>> START LISTED ENTRIES

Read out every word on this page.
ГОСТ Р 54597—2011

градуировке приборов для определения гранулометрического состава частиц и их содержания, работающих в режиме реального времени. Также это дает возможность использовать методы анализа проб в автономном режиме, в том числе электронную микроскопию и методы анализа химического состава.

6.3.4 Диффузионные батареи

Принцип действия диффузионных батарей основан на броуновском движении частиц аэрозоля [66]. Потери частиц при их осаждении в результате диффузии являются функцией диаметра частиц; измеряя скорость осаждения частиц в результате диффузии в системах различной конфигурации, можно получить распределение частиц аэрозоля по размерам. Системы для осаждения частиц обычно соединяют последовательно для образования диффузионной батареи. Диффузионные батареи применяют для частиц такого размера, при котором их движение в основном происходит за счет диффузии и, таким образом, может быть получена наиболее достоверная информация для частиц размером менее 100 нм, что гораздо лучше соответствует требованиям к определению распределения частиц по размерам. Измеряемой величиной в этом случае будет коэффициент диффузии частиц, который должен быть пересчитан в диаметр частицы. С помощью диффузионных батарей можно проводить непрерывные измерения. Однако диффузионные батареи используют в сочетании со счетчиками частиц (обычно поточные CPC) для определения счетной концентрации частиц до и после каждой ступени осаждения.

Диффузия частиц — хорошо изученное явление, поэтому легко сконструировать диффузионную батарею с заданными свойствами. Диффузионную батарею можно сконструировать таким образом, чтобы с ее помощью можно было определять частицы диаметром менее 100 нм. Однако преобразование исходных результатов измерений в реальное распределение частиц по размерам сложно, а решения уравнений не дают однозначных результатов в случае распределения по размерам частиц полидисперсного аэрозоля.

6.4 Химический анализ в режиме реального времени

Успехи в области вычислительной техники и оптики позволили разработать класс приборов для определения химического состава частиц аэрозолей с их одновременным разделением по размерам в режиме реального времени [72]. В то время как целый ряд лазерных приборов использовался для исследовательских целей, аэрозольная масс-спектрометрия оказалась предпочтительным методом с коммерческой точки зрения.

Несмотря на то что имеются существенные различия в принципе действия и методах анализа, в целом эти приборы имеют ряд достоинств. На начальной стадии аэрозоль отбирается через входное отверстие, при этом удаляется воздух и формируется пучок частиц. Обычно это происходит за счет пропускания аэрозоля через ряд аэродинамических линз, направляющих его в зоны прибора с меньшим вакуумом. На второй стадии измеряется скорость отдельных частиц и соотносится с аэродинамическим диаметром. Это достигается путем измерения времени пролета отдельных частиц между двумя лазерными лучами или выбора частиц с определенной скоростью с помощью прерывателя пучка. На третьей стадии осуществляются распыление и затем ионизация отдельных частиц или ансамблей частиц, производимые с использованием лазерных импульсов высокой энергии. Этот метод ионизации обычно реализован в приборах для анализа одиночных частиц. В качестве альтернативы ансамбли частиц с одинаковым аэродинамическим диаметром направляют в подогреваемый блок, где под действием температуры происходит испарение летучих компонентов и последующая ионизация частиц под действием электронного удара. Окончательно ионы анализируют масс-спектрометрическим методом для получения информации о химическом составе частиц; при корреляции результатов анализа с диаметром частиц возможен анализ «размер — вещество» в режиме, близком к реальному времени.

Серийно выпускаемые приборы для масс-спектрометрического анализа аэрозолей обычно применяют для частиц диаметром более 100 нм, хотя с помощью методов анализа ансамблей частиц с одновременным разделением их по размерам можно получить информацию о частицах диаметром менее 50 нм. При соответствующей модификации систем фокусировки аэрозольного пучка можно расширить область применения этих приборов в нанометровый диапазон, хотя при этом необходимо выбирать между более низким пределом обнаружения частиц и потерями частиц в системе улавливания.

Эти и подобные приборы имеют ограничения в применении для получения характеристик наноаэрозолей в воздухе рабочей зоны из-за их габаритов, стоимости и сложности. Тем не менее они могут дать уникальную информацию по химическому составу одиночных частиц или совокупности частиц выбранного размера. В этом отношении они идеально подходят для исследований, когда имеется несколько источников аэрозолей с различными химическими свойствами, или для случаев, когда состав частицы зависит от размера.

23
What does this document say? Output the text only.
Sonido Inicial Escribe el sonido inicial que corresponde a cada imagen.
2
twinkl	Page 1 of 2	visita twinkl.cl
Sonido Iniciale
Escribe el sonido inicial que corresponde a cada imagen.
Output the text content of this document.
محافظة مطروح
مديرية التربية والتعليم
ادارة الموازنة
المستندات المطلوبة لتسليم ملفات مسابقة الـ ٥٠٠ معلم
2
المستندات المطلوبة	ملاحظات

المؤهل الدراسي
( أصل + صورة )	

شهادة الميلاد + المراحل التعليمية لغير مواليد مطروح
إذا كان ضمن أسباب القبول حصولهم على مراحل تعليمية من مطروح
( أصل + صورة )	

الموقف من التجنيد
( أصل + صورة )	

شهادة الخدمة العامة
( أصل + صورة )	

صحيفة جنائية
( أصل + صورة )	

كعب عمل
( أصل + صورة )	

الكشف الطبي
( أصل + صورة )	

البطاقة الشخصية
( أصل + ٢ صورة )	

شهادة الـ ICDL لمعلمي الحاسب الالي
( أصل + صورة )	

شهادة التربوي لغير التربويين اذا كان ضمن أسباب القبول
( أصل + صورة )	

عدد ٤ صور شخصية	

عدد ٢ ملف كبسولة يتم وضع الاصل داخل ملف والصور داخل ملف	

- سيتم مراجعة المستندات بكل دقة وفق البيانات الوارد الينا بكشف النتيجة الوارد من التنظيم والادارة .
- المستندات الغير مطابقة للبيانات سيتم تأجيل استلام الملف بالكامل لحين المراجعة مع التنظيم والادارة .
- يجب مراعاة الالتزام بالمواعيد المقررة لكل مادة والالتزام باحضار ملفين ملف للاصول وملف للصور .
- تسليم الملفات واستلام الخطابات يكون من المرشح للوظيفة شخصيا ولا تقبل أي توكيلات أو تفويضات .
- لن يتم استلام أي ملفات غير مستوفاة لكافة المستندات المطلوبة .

>> END LISTED ENTRIES

Repeat all the entries exactly as given.

Read out every word on this page.
ГОСТ Р 54597—2011

градуировке приборов для определения гранулометрического состава частиц и их содержания, работающих в режиме реального времени. Также это дает возможность использовать методы анализа проб в автономном режиме, в том числе электронную микроскопию и методы анализа химического состава.

6.3.4 Диффузионные батареи

Принцип действия диффузионных батарей основан на броуновском движении частиц аэрозоля [66]. Потери частиц при их осаждении в результате диффузии являются функцией диаметра частиц; измеряя скорость осаждения частиц в результате диффузии в системах различной конфигурации, можно получить распределение частиц аэрозоля по размерам. Системы для осаждения частиц обычно соединяют последовательно для образования диффузионной батареи. Диффузионные батареи применяют для частиц такого размера, при котором их движение в основном происходит за счет диффузии и, таким образом, может быть получена наиболее достоверная информация для частиц размером менее 100 нм, что гораздо лучше соответствует требованиям к определению распределения частиц по размерам. Измеряемой величиной в этом случае будет коэффициент диффузии частиц, который должен быть пересчитан в диаметр частицы. С помощью диффузионных батарей можно проводить непрерывные измерения. Однако диффузионные батареи используют в сочетании со счетчиками частиц (обычно поточные CPC) для определения счетной концентрации частиц до и после каждой ступени осаждения.

Диффузия частиц — хорошо изученное явление, поэтому легко сконструировать диффузионную батарею с заданными свойствами. Диффузионную батарею можно сконструировать таким образом, чтобы с ее помощью можно было определять частицы диаметром менее 100 нм. Однако преобразование исходных результатов измерений в реальное распределение частиц по размерам сложно, а решения уравнений не дают однозначных результатов в случае распределения по размерам частиц полидисперсного аэрозоля.

6.4 Химический анализ в режиме реального времени

Успехи в области вычислительной техники и оптики позволили разработать класс приборов для определения химического состава частиц аэрозолей с их одновременным разделением по размерам в режиме реального времени [72]. В то время как целый ряд лазерных приборов использовался для исследовательских целей, аэрозольная масс-спектрометрия оказалась предпочтительным методом с коммерческой точки зрения.

Несмотря на то что имеются существенные различия в принципе действия и методах анализа, в целом эти приборы имеют ряд достоинств. На начальной стадии аэрозоль отбирается через входное отверстие, при этом удаляется воздух и формируется пучок частиц. Обычно это происходит за счет пропускания аэрозоля через ряд аэродинамических линз, направляющих его в зоны прибора с меньшим вакуумом. На второй стадии измеряется скорость отдельных частиц и соотносится с аэродинамическим диаметром. Это достигается путем измерения времени пролета отдельных частиц между двумя лазерными лучами или выбора частиц с определенной скоростью с помощью прерывателя пучка. На третьей стадии осуществляются распыление и затем ионизация отдельных частиц или ансамблей частиц, производимые с использованием лазерных импульсов высокой энергии. Этот метод ионизации обычно реализован в приборах для анализа одиночных частиц. В качестве альтернативы ансамбли частиц с одинаковым аэродинамическим диаметром направляют в подогреваемый блок, где под действием температуры происходит испарение летучих компонентов и последующая ионизация частиц под действием электронного удара. Окончательно ионы анализируют масс-спектрометрическим методом для получения информации о химическом составе частиц; при корреляции результатов анализа с диаметром частиц возможен анализ «размер — вещество» в режиме, близком к реальному времени.

Серийно выпускаемые приборы для масс-спектрометрического анализа аэрозолей обычно применяют для частиц диаметром более 100 нм, хотя с помощью методов анализа ансамблей частиц с одновременным разделением их по размерам можно получить информацию о частицах диаметром менее 50 нм. При соответствующей модификации систем фокусировки аэрозольного пучка можно расширить область применения этих приборов в нанометровый диапазон, хотя при этом необходимо выбирать между более низким пределом обнаружения частиц и потерями частиц в системе улавливания.

Эти и подобные приборы имеют ограничения в применении для получения характеристик наноаэрозолей в воздухе рабочей зоны из-за их габаритов, стоимости и сложности. Тем не менее они могут дать уникальную информацию по химическому составу одиночных частиц или совокупности частиц выбранного размера. В этом отношении они идеально подходят для исследований, когда имеется несколько источников аэрозолей с различными химическими свойствами, или для случаев, когда состав частицы зависит от размера.

23
What does this document say? Output the text only.
Sonido Inicial Escribe el sonido inicial que corresponde a cada imagen.
2
twinkl	Page 1 of 2	visita twinkl.cl
Sonido Iniciale
Escribe el sonido inicial que corresponde a cada imagen.
Output the text content of this document.
محافظة مطروح
مديرية التربية والتعليم
ادارة الموازنة
المستندات المطلوبة لتسليم ملفات مسابقة الـ ٥٠٠ معلم
2
المستندات المطلوبة	ملاحظات

المؤهل الدراسي
( أصل + صورة )	

شهادة الميلاد + المراحل التعليمية لغير مواليد مطروح
إذا كان ضمن أسباب القبول حصولهم على مراحل تعليمية من مطروح
( أصل + صورة )	

الموقف من التجنيد
( أصل + صورة )	

شهادة الخدمة العامة
( أصل + صورة )	

صحيفة جنائية
( أصل + صورة )	

كعب عمل
( أصل + صورة )	

الكشف الطبي
( أصل + صورة )	

البطاقة الشخصية
( أصل + ٢ صورة )	

شهادة الـ ICDL لمعلمي الحاسب الالي
( أصل + صورة )	

شهادة التربوي لغير التربويين اذا كان ضمن أسباب القبول
( أصل + صورة )	

عدد ٤ صور شخصية	

عدد ٢ ملف كبسولة يتم وضع الاصل داخل ملف والصور داخل ملف	

- سيتم مراجعة المستندات بكل دقة وفق البيانات الوارد الينا بكشف النتيجة الوارد من التنظيم والادارة .
- المستندات الغير مطابقة للبيانات سيتم تأجيل استلام الملف بالكامل لحين المراجعة مع التنظيم والادارة .
- يجب مراعاة الالتزام بالمواعيد المقررة لكل مادة والالتزام باحضار ملفين ملف للاصول وملف للصور .
- تسليم الملفات واستلام الخطابات يكون من المرشح للوظيفة شخصيا ولا تقبل أي توكيلات أو تفويضات .
- لن يتم استلام أي ملفات غير مستوفاة لكافة المستندات المطلوبة .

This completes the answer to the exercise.